***** Record extracts
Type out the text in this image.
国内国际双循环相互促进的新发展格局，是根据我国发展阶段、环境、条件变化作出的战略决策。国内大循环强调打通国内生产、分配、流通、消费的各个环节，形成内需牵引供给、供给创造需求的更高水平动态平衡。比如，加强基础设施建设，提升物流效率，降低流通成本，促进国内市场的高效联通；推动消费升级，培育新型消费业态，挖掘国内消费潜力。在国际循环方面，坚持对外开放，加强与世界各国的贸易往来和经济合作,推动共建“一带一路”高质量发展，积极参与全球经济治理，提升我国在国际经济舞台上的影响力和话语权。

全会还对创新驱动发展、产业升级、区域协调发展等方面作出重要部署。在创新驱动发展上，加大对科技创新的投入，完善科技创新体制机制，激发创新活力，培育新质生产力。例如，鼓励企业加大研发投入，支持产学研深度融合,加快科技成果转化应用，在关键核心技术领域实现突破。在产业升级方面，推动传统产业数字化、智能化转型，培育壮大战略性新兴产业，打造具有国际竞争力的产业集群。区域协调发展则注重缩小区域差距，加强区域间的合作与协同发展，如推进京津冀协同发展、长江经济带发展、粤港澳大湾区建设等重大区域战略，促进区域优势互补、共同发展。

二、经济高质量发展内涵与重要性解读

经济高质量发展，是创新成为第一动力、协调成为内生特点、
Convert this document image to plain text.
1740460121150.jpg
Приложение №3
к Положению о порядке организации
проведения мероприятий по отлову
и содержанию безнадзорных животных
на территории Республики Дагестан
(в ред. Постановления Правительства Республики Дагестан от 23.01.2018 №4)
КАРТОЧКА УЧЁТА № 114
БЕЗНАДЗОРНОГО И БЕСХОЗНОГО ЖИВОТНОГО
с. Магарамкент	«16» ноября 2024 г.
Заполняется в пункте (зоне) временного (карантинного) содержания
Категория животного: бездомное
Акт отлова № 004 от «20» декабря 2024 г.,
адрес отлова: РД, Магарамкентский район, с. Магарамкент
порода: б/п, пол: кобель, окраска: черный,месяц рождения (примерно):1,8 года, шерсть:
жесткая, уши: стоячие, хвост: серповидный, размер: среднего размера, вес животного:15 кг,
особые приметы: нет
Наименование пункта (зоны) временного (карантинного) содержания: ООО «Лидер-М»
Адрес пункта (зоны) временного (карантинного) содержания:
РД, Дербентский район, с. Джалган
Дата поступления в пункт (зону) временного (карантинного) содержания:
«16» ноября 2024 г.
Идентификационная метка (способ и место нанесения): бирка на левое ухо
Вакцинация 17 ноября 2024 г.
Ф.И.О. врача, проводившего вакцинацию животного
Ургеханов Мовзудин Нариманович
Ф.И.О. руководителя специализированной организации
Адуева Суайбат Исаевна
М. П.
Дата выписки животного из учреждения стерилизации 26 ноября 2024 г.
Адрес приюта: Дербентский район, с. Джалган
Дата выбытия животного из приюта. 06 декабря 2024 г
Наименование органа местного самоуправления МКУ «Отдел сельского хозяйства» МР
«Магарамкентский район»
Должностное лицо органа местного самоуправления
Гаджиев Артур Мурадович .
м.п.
**********
» Aim: Print all of the data exactly as it was given.

» Output for this task:
Type out the text in this image.
国内国际双循环相互促进的新发展格局，是根据我国发展阶段、环境、条件变化作出的战略决策。国内大循环强调打通国内生产、分配、流通、消费的各个环节，形成内需牵引供给、供给创造需求的更高水平动态平衡。比如，加强基础设施建设，提升物流效率，降低流通成本，促进国内市场的高效联通；推动消费升级，培育新型消费业态，挖掘国内消费潜力。在国际循环方面，坚持对外开放，加强与世界各国的贸易往来和经济合作,推动共建“一带一路”高质量发展，积极参与全球经济治理，提升我国在国际经济舞台上的影响力和话语权。

全会还对创新驱动发展、产业升级、区域协调发展等方面作出重要部署。在创新驱动发展上，加大对科技创新的投入，完善科技创新体制机制，激发创新活力，培育新质生产力。例如，鼓励企业加大研发投入，支持产学研深度融合,加快科技成果转化应用，在关键核心技术领域实现突破。在产业升级方面，推动传统产业数字化、智能化转型，培育壮大战略性新兴产业，打造具有国际竞争力的产业集群。区域协调发展则注重缩小区域差距，加强区域间的合作与协同发展，如推进京津冀协同发展、长江经济带发展、粤港澳大湾区建设等重大区域战略，促进区域优势互补、共同发展。

二、经济高质量发展内涵与重要性解读

经济高质量发展，是创新成为第一动力、协调成为内生特点、
Convert this document image to plain text.
1740460121150.jpg
Приложение №3
к Положению о порядке организации
проведения мероприятий по отлову
и содержанию безнадзорных животных
на территории Республики Дагестан
(в ред. Постановления Правительства Республики Дагестан от 23.01.2018 №4)
КАРТОЧКА УЧЁТА № 114
БЕЗНАДЗОРНОГО И БЕСХОЗНОГО ЖИВОТНОГО
с. Магарамкент	«16» ноября 2024 г.
Заполняется в пункте (зоне) временного (карантинного) содержания
Категория животного: бездомное
Акт отлова № 004 от «20» декабря 2024 г.,
адрес отлова: РД, Магарамкентский район, с. Магарамкент
порода: б/п, пол: кобель, окраска: черный,месяц рождения (примерно):1,8 года, шерсть:
жесткая, уши: стоячие, хвост: серповидный, размер: среднего размера, вес животного:15 кг,
особые приметы: нет
Наименование пункта (зоны) временного (карантинного) содержания: ООО «Лидер-М»
Адрес пункта (зоны) временного (карантинного) содержания:
РД, Дербентский район, с. Джалган
Дата поступления в пункт (зону) временного (карантинного) содержания:
«16» ноября 2024 г.
Идентификационная метка (способ и место нанесения): бирка на левое ухо
Вакцинация 17 ноября 2024 г.
Ф.И.О. врача, проводившего вакцинацию животного
Ургеханов Мовзудин Нариманович
Ф.И.О. руководителя специализированной организации
Адуева Суайбат Исаевна
М. П.
Дата выписки животного из учреждения стерилизации 26 ноября 2024 г.
Адрес приюта: Дербентский район, с. Джалган
Дата выбытия животного из приюта. 06 декабря 2024 г
Наименование органа местного самоуправления МКУ «Отдел сельского хозяйства» МР
«Магарамкентский район»
Должностное лицо органа местного самоуправления
Гаджиев Артур Мурадович .
м.п.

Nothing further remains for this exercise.